Task to carry out: Search the data for the word "xlabel". Reproduce every line where it is found.

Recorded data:
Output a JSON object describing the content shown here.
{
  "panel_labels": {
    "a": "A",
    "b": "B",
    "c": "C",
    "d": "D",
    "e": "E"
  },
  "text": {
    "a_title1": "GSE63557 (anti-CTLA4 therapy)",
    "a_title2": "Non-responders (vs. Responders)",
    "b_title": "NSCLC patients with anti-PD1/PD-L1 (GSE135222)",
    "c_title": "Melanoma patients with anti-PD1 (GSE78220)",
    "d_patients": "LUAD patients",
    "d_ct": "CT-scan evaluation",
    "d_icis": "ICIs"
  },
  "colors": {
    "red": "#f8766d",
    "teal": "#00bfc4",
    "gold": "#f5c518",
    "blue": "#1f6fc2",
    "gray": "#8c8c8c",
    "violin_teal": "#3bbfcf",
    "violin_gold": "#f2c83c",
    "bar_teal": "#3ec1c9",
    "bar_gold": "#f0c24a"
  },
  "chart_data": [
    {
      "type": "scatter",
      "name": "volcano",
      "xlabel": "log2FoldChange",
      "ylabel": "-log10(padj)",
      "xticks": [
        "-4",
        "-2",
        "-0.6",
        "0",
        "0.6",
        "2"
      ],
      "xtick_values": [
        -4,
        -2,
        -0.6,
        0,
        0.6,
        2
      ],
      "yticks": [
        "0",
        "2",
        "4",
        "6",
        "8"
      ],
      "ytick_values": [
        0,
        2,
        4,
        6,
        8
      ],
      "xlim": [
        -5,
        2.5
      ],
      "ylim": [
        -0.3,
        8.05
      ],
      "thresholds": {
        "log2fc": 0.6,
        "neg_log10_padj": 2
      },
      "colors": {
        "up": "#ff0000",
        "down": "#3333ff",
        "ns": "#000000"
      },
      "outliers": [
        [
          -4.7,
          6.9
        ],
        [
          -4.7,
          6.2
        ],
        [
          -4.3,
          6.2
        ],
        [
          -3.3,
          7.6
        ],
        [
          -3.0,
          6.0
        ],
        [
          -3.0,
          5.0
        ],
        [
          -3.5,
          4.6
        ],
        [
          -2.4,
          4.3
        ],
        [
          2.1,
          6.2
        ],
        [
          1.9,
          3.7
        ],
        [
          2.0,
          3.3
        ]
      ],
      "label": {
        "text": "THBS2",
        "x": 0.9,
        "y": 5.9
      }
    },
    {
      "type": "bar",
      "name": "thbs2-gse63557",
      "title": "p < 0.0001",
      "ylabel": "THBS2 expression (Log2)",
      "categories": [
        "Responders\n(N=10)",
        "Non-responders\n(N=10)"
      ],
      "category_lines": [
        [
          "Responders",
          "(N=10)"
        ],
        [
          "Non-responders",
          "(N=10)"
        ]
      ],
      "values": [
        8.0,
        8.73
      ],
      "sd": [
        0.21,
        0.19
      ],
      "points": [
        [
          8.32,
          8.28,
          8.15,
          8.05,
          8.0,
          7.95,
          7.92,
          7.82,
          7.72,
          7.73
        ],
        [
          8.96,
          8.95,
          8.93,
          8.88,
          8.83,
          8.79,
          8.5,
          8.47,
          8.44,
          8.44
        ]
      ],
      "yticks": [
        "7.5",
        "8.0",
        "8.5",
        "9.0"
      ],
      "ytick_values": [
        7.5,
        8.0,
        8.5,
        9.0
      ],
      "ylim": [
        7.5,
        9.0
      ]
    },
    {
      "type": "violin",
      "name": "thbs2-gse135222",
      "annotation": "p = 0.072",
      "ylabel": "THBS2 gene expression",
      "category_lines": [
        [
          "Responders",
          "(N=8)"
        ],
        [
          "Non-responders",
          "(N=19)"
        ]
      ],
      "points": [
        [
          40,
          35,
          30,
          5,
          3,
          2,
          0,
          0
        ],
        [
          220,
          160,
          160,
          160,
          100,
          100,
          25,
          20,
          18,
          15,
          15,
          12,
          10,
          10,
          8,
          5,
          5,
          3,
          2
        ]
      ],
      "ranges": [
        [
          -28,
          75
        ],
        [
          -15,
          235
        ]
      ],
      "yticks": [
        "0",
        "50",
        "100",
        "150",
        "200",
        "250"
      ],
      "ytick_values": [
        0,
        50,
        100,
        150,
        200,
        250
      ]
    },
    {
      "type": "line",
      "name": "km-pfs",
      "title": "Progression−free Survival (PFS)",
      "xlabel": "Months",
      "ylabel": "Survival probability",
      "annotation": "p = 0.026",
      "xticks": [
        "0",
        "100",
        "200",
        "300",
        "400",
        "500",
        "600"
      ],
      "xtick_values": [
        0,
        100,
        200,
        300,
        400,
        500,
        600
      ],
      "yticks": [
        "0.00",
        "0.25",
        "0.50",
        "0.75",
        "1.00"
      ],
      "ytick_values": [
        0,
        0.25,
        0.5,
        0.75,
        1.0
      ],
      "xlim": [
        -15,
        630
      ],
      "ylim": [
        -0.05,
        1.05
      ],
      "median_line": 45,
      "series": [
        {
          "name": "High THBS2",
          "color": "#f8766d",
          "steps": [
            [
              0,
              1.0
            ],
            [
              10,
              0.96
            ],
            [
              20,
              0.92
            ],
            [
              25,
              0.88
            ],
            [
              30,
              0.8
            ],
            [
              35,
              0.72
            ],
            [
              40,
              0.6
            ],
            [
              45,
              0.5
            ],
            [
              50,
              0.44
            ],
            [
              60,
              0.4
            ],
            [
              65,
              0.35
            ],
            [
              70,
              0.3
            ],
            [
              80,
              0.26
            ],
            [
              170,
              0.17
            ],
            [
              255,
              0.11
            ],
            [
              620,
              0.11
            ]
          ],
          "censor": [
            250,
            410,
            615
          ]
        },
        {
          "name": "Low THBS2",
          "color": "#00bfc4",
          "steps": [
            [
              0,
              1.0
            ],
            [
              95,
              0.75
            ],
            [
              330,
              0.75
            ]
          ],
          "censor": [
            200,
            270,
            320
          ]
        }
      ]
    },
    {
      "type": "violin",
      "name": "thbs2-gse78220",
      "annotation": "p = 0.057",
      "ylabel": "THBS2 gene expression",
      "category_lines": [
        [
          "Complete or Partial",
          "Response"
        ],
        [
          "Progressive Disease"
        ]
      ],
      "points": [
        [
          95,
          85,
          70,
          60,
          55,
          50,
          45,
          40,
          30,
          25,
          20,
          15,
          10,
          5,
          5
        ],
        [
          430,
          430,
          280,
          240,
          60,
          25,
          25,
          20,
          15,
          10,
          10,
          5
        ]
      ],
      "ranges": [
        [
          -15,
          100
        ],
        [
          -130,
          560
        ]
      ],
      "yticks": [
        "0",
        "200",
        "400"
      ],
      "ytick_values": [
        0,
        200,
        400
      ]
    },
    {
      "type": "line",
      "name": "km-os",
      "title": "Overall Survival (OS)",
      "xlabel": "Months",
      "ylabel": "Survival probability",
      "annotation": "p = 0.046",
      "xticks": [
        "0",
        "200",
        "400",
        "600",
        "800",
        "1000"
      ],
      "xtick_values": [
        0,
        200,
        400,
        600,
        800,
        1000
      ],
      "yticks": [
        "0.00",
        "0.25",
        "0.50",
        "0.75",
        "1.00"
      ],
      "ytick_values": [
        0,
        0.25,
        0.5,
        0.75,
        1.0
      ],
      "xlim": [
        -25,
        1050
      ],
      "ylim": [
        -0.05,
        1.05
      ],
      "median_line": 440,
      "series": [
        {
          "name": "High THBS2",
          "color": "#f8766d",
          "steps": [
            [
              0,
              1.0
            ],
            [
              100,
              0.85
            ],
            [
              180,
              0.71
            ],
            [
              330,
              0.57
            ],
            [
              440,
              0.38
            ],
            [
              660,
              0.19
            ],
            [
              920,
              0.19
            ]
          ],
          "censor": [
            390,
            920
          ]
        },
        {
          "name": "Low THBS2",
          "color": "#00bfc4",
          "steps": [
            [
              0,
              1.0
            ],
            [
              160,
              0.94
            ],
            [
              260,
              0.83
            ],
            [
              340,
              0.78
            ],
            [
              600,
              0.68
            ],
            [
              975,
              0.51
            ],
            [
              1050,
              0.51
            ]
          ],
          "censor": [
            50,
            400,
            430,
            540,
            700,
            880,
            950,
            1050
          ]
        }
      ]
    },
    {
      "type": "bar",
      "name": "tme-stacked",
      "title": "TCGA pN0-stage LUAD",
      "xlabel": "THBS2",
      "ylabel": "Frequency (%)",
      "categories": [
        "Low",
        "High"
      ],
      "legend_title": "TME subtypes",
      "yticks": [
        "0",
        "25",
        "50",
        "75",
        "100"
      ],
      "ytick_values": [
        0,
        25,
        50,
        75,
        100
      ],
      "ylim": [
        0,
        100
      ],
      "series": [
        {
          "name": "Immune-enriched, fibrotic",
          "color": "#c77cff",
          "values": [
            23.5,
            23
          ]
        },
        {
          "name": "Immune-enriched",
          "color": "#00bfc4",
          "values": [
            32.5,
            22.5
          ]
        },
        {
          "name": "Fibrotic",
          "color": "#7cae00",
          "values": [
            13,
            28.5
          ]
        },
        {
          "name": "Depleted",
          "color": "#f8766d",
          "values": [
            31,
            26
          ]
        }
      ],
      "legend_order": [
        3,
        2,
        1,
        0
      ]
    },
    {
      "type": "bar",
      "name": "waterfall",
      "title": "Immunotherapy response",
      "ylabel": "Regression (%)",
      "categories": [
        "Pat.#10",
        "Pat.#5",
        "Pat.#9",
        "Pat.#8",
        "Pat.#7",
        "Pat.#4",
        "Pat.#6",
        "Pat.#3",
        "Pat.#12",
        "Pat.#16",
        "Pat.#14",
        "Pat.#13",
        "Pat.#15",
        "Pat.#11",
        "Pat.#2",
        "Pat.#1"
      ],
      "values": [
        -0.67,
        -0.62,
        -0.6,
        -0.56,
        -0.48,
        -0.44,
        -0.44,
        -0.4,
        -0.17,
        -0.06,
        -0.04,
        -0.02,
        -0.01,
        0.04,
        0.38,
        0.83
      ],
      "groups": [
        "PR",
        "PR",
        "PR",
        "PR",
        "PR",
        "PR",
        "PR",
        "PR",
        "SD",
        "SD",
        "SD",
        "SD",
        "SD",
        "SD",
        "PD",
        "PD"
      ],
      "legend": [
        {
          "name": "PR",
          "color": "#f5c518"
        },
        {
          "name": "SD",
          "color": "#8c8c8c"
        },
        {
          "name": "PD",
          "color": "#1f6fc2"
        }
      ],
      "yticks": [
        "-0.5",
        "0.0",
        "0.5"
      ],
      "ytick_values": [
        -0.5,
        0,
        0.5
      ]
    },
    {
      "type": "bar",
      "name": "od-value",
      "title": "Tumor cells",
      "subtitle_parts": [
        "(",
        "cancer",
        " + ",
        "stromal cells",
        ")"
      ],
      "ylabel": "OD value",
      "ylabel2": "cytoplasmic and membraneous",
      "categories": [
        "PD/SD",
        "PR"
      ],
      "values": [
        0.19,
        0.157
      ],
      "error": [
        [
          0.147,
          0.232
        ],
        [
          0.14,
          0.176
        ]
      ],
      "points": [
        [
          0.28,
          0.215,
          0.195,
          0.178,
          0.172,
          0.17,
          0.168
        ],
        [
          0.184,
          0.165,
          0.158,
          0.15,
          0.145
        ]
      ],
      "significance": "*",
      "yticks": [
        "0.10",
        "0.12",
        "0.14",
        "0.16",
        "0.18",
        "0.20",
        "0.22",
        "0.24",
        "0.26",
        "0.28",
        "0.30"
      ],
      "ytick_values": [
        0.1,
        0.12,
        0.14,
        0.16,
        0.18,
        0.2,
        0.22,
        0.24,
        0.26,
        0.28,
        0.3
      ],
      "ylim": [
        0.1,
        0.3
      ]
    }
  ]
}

Completed task:
      "xlabel": "log2FoldChange",
      "xlabel": "Months",
      "xlabel": "Months",
      "xlabel": "THBS2",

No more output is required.